[BEGIN Page text]

Among them are many who had tried before but were caught and sent to live in temporary shelters across Delhi. This is the story of some of them, of the conditions they were forced to live in thanks to a lockdown enforced with a haste and a lack of planning which never factored them in. Many of them have only now managed to leave the shelters, but others, mostly from Uttar Pradesh continue to remain there as a fresh set of migrants passing through Delhi join them.

The SDMC Primary School in Sarai Kale Khan II in South-East Delhi is located at the end of a narrow lane, just wide enough to let a car in. Since April 18, the Delhi government has turned it into a ‘shelter camp’ for migrant labourers and others, the homeless who are the more permanent residents of the streets of Delhi. More than a 100 such school-shelters have been set up across Delhi’s 11 districts which at the peak of the crisis housed more than 25,000 people

Pushpendra from Bulandshahr used to work as a driver at a taxi stand in Delhi. Left with no means to support himself when the lockdown was imposed and his taxi stand shut down, he decided to walk home. “As I got closer to the Delhi border, I saw hundreds of others walking, some were going to Bihar, I considered myself lucky that I had only a 100 km to go.”

He did not make it, with the Central government’s order not to allow migrants on the road in force, the police caught him and brought him to the Sarai Kale Khan shelter. He found himself locked in with about a hundred others, some with families and small children. “None of us were allowed to leave, sometimes not even allowed out for fresh air but no one was able to tell us under what law they were holding us captive [qaid keeya was the term he used].”

Nandram Ahir with folded hands, pleading to be sent back home. Photo: Radhika Bordia

When he spoke to us on May 11, days before the lockdown was eased, he had already spent 45 days at the shelter, or as he termed it, a detention centre. He said he couldn’t even begin to describe how he had spent these days, “For 20 years I have put in sweat and toil in the city to ensure my daughter Prachi gets a good education, and that my wife and I were able to build a small home for our family.” A home he found himself unable to return to, under laws that were never explained to him. On May 17 he again left for his village, and this time called back to say the police had finally let him through, his imprisonment has ended.

Imprisonment has been the term I’ve heard repeatedly over the past two weeks I’ve spent looking into the conditions in these shelters, accompanying my friend Nidhi Jalan, a health activist who has been distributing supplies at many of these shelters. Like Pushpendra, each one of the ‘detainees’ of the Sarai Kale Khan shelter had a story of their own.

[END Page text]
[BEGIN Stored rows]

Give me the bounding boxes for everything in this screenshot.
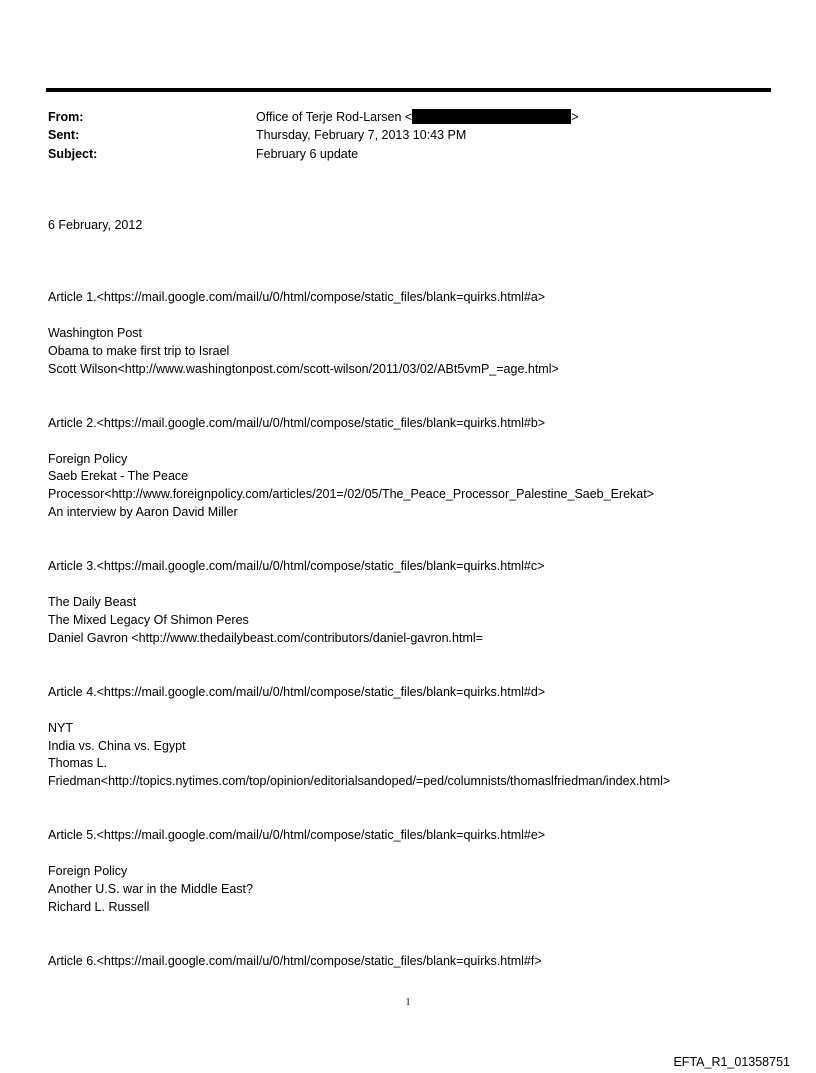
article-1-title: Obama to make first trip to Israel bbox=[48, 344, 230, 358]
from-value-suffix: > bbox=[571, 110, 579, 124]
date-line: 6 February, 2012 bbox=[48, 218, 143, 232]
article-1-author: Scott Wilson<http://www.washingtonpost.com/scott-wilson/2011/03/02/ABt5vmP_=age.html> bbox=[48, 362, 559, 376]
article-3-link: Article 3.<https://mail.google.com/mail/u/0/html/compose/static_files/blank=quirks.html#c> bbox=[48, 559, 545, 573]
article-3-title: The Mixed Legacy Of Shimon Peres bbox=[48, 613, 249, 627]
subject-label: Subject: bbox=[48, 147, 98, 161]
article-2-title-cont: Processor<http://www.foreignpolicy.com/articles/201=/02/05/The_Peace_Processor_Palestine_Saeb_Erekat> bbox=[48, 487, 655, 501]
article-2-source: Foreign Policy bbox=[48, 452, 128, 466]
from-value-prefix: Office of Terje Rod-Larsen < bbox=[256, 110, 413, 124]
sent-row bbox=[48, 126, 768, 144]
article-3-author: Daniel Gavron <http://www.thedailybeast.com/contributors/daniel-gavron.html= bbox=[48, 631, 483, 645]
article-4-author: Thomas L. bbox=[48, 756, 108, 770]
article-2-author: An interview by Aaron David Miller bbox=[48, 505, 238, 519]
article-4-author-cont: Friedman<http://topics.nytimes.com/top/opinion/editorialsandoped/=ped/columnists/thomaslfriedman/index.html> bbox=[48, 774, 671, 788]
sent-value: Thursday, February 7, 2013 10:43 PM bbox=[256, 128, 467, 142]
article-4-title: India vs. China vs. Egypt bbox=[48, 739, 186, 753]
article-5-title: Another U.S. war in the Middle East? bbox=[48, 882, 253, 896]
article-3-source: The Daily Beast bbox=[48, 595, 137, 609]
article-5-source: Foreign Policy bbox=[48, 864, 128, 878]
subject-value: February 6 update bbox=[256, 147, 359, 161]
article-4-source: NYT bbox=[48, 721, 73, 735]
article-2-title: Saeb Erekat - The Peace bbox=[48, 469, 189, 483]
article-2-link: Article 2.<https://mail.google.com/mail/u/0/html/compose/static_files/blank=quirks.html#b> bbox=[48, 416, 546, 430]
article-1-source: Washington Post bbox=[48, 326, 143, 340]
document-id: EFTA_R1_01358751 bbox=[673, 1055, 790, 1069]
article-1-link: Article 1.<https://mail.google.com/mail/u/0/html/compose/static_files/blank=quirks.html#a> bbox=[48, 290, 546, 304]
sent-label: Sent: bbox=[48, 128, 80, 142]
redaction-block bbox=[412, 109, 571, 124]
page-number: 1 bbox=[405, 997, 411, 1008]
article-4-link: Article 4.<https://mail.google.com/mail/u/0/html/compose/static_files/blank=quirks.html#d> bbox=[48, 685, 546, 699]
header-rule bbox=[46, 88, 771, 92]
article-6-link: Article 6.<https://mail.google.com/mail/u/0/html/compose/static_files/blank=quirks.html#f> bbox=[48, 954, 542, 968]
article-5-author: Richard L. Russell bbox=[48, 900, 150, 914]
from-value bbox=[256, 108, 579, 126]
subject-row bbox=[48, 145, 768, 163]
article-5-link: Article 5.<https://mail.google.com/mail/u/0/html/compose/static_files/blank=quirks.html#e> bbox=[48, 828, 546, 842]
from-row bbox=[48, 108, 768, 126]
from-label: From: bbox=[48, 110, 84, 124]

[END Stored rows]

■ **Exercise task**
Can you carry on the account of migrant workers held in Delhi's lockdown shelters, picking up right after its last sentence? The rows come from a different source than the account of migrant workers in Delhi's lockdown shelters.

■ **Output**
“For 45 days now, I have been living like a qaidi (criminal) for no fault of mine. I beg you to let me go home,” pleaded Nand Ram Ahirwal from Lalitpur in Uttar Pradesh. His wife Leela held on to their four-year-old daughter Radhika as he spoke. The couple was working on a construction site when the lockdown left them without any food. They were picked up by the police close to the Uttar Pradesh border and brought to the school.

“Please take a look at the place where we go to get drinking water and then see the condition of the bathroom next to it,” said Leela before she was rebuked by a policeman who has been hovering around us, ostensibly to ensure we maintain social distancing. “These people are never satisfied with what they’re given, it’s in their nature so don’t take them seriously, he told us.

As the policeman walked off, Leela’s confidence came back. “On the rare days when we have a soap to bathe with, we don’t have one to wash our clothes, but on most days we have neither. We’ve lost jobs, we’ve run out of all our money but the hardest thing is to be stripped off our dignity, to be made to feel like beggars, to be treated like prisoners,” she said before breaking into tears.

Also read: ‘Need to Leave the City, But Have to Return Soon’: Scenes From a South Delhi Screening Centre

At the DAV Senior Secondary School, Jangpura, Komal from Mauranipur in Jhansi said in a voice laced with anguish and anger, “You think we are poor so we are dirty, why bother giving us soap, toothpaste and shampoo. The truth is we don’t have big bathrooms like the ones we build for your homes, but even in the winter we make sure we bathe with cold water.”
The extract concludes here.